WHAT YOU HAVE TO DO ▸
If a line in the entries below holds the string "Bacteroidetes", copy it.

*** DATASET EXCERPTS ***

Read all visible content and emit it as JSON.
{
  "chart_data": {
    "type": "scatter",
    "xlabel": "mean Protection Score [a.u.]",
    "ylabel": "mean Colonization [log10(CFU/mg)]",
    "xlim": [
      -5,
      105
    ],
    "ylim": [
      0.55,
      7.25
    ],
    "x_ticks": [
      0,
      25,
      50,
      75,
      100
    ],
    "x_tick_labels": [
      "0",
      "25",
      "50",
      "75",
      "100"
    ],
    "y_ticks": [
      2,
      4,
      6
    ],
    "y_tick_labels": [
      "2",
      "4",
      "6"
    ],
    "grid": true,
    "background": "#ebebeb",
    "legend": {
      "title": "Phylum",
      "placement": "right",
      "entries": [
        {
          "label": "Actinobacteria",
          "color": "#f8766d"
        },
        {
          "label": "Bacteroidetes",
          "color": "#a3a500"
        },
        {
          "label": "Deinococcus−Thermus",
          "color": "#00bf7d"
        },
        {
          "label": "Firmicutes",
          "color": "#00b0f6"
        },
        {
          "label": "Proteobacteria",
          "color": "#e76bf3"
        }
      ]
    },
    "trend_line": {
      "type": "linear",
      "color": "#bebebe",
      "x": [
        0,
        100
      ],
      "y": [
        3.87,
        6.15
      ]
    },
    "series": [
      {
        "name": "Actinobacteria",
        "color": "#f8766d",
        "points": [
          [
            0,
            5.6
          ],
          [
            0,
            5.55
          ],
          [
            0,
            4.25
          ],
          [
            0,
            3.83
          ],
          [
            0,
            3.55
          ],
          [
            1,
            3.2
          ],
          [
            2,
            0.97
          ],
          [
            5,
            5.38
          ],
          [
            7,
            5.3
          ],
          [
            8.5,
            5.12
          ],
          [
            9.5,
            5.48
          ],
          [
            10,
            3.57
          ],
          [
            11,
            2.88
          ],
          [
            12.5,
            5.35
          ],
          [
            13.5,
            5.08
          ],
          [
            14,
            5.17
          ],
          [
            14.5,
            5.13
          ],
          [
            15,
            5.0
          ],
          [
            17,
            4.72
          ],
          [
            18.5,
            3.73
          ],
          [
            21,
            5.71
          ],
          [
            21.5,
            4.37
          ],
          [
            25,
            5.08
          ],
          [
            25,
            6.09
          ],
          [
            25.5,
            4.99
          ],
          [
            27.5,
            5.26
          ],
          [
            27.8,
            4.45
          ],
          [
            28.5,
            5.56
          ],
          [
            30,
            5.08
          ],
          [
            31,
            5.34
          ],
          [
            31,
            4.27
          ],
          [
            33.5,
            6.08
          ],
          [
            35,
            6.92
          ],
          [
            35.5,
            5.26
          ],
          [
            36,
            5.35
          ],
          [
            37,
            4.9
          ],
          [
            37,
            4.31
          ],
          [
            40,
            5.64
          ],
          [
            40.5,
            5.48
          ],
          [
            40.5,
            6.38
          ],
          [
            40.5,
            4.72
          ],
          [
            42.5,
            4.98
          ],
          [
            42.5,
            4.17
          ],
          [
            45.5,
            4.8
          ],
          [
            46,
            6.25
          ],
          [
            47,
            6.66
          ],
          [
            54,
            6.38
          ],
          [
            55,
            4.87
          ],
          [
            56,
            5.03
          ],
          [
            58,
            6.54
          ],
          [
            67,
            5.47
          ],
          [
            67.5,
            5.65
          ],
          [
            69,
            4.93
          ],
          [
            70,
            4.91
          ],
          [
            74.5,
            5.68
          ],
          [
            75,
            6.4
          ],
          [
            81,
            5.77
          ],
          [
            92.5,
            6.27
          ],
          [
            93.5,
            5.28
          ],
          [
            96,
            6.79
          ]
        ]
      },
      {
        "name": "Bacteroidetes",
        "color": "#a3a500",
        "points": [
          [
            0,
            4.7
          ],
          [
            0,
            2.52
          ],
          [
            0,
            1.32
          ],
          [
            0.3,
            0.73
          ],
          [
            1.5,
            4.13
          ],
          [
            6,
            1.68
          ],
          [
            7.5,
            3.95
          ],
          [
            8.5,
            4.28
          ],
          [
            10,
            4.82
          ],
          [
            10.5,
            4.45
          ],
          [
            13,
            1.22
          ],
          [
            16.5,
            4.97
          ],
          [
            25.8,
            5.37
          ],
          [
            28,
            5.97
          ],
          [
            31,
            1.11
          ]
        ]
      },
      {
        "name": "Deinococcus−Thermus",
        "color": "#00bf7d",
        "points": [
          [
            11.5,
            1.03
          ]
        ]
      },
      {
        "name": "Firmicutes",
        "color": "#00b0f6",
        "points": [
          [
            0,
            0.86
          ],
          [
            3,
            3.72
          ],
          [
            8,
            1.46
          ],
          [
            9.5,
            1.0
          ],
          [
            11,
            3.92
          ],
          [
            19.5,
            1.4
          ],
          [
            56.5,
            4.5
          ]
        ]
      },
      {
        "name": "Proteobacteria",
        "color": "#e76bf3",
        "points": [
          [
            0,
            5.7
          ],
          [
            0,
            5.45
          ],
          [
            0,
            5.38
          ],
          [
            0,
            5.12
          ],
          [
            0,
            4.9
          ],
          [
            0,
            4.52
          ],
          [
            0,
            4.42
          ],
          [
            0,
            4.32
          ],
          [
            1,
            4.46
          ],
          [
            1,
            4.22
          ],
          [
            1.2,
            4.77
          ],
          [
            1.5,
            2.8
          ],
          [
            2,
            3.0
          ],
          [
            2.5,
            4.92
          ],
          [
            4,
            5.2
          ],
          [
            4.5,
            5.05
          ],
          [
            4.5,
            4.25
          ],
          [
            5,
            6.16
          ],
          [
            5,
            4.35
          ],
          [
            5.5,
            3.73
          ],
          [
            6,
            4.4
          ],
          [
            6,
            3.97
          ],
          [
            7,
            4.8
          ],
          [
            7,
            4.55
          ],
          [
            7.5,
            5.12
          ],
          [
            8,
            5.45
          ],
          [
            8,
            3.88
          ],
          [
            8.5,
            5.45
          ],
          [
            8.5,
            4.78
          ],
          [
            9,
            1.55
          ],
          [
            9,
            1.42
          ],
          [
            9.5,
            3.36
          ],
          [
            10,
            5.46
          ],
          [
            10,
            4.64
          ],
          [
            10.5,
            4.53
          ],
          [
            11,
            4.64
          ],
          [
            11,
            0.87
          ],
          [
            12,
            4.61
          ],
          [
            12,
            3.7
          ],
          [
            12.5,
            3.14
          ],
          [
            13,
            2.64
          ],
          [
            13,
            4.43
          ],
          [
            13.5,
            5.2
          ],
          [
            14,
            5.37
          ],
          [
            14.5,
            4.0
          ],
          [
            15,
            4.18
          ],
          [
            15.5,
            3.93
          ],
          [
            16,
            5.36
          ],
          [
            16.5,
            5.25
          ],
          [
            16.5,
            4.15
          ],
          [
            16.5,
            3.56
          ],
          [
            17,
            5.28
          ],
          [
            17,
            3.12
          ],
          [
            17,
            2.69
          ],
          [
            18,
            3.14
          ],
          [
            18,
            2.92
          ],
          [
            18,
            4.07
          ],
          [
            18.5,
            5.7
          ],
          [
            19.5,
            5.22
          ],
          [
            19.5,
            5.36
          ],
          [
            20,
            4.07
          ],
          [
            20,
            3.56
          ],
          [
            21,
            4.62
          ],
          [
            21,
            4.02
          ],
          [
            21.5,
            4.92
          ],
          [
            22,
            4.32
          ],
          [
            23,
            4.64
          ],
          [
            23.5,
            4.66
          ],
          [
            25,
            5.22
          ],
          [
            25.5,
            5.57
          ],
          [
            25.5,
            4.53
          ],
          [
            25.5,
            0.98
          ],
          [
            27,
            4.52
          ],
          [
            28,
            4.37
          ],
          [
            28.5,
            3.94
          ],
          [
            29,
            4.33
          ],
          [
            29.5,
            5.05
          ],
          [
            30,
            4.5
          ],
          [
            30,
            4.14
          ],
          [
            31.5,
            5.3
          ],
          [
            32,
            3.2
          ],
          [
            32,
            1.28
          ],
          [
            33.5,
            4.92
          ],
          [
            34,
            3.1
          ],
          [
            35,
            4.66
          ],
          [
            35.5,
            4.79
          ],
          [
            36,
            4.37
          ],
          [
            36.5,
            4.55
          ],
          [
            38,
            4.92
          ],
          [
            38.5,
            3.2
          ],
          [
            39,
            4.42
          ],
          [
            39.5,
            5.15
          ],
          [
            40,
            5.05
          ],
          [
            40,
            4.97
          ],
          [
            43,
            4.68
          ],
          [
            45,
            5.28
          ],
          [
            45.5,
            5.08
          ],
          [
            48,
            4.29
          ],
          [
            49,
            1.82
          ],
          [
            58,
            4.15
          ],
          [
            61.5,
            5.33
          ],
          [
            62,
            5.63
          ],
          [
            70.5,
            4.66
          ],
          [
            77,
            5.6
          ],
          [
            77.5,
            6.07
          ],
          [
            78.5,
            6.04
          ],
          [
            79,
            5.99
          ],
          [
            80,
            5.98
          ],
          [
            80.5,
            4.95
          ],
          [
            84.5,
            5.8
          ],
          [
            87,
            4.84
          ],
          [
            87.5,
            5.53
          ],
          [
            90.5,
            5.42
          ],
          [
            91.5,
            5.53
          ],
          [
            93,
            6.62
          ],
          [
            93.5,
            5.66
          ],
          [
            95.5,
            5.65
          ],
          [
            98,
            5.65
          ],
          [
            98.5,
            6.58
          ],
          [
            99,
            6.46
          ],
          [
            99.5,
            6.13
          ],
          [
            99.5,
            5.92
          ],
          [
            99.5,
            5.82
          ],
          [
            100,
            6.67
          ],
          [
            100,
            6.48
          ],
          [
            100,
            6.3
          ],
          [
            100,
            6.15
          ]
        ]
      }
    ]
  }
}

*** End of DATASET EXCERPTS ***

RESPONSE ▸
          "label": "Bacteroidetes",
        "name": "Bacteroidetes",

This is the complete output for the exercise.